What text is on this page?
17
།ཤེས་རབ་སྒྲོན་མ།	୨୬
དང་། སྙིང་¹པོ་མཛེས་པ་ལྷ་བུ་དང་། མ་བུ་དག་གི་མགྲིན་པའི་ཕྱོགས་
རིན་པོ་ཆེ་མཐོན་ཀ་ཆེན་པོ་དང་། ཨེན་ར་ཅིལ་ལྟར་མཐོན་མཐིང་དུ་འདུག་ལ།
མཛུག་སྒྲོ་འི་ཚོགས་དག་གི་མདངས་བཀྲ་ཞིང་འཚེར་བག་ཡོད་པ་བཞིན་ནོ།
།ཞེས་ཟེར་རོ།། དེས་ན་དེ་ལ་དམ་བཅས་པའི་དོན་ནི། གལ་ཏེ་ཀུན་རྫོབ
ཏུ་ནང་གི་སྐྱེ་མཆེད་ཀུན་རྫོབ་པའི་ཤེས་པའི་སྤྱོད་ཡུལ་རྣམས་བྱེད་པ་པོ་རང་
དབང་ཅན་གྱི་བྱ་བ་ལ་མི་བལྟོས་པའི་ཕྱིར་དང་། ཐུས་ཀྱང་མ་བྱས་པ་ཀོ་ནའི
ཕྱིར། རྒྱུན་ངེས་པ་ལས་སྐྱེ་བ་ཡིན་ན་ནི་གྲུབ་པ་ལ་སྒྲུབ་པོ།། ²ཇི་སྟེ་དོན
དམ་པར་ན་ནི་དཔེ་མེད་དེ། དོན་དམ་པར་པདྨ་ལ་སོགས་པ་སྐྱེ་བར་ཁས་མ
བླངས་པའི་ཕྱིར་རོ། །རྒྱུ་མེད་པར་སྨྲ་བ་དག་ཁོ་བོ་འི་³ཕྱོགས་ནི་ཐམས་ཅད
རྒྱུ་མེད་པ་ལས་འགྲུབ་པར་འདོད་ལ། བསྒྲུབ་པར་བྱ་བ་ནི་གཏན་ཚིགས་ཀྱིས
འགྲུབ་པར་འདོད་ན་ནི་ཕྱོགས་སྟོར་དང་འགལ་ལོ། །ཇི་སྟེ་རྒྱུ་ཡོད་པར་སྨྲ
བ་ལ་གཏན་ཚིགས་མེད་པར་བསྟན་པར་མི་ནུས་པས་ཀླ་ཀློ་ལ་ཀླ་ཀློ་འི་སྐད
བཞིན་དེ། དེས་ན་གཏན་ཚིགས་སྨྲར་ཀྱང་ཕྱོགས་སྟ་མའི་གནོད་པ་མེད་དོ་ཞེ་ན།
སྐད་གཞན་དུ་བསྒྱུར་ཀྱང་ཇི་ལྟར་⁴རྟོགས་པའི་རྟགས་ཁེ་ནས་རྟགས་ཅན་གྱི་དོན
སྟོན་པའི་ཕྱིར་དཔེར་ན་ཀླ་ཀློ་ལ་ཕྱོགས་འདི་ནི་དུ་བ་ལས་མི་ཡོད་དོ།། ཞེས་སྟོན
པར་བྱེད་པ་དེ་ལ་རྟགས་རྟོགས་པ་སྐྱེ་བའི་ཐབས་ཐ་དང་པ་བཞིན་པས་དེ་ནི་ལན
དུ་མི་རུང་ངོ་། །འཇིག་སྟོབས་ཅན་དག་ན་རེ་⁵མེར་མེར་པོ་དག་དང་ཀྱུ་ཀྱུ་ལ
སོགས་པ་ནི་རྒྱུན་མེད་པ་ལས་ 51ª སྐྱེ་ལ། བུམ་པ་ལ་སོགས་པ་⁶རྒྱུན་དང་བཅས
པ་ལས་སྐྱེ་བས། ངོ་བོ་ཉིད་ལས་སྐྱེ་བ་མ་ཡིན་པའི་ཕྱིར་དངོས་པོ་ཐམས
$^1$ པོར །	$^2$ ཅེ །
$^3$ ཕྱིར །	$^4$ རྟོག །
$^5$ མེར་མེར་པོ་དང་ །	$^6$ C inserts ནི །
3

• The task: Each entry above needs to be retyped exactly.

• Solution for this task:
What text is on this page?
17
།ཤེས་རབ་སྒྲོན་མ།	୨୬
དང་། སྙིང་¹པོ་མཛེས་པ་ལྷ་བུ་དང་། མ་བུ་དག་གི་མགྲིན་པའི་ཕྱོགས་
རིན་པོ་ཆེ་མཐོན་ཀ་ཆེན་པོ་དང་། ཨེན་ར་ཅིལ་ལྟར་མཐོན་མཐིང་དུ་འདུག་ལ།
མཛུག་སྒྲོ་འི་ཚོགས་དག་གི་མདངས་བཀྲ་ཞིང་འཚེར་བག་ཡོད་པ་བཞིན་ནོ།
།ཞེས་ཟེར་རོ།། དེས་ན་དེ་ལ་དམ་བཅས་པའི་དོན་ནི། གལ་ཏེ་ཀུན་རྫོབ
ཏུ་ནང་གི་སྐྱེ་མཆེད་ཀུན་རྫོབ་པའི་ཤེས་པའི་སྤྱོད་ཡུལ་རྣམས་བྱེད་པ་པོ་རང་
དབང་ཅན་གྱི་བྱ་བ་ལ་མི་བལྟོས་པའི་ཕྱིར་དང་། ཐུས་ཀྱང་མ་བྱས་པ་ཀོ་ནའི
ཕྱིར། རྒྱུན་ངེས་པ་ལས་སྐྱེ་བ་ཡིན་ན་ནི་གྲུབ་པ་ལ་སྒྲུབ་པོ།། ²ཇི་སྟེ་དོན
དམ་པར་ན་ནི་དཔེ་མེད་དེ། དོན་དམ་པར་པདྨ་ལ་སོགས་པ་སྐྱེ་བར་ཁས་མ
བླངས་པའི་ཕྱིར་རོ། །རྒྱུ་མེད་པར་སྨྲ་བ་དག་ཁོ་བོ་འི་³ཕྱོགས་ནི་ཐམས་ཅད
རྒྱུ་མེད་པ་ལས་འགྲུབ་པར་འདོད་ལ། བསྒྲུབ་པར་བྱ་བ་ནི་གཏན་ཚིགས་ཀྱིས
འགྲུབ་པར་འདོད་ན་ནི་ཕྱོགས་སྟོར་དང་འགལ་ལོ། །ཇི་སྟེ་རྒྱུ་ཡོད་པར་སྨྲ
བ་ལ་གཏན་ཚིགས་མེད་པར་བསྟན་པར་མི་ནུས་པས་ཀླ་ཀློ་ལ་ཀླ་ཀློ་འི་སྐད
བཞིན་དེ། དེས་ན་གཏན་ཚིགས་སྨྲར་ཀྱང་ཕྱོགས་སྟ་མའི་གནོད་པ་མེད་དོ་ཞེ་ན།
སྐད་གཞན་དུ་བསྒྱུར་ཀྱང་ཇི་ལྟར་⁴རྟོགས་པའི་རྟགས་ཁེ་ནས་རྟགས་ཅན་གྱི་དོན
སྟོན་པའི་ཕྱིར་དཔེར་ན་ཀླ་ཀློ་ལ་ཕྱོགས་འདི་ནི་དུ་བ་ལས་མི་ཡོད་དོ།། ཞེས་སྟོན
པར་བྱེད་པ་དེ་ལ་རྟགས་རྟོགས་པ་སྐྱེ་བའི་ཐབས་ཐ་དང་པ་བཞིན་པས་དེ་ནི་ལན
དུ་མི་རུང་ངོ་། །འཇིག་སྟོབས་ཅན་དག་ན་རེ་⁵མེར་མེར་པོ་དག་དང་ཀྱུ་ཀྱུ་ལ
སོགས་པ་ནི་རྒྱུན་མེད་པ་ལས་ 51ª སྐྱེ་ལ། བུམ་པ་ལ་སོགས་པ་⁶རྒྱུན་དང་བཅས
པ་ལས་སྐྱེ་བས། ངོ་བོ་ཉིད་ལས་སྐྱེ་བ་མ་ཡིན་པའི་ཕྱིར་དངོས་པོ་ཐམས
$^1$ པོར །	$^2$ ཅེ །
$^3$ ཕྱིར །	$^4$ རྟོག །
$^5$ མེར་མེར་པོ་དང་ །	$^6$ C inserts ནི །
3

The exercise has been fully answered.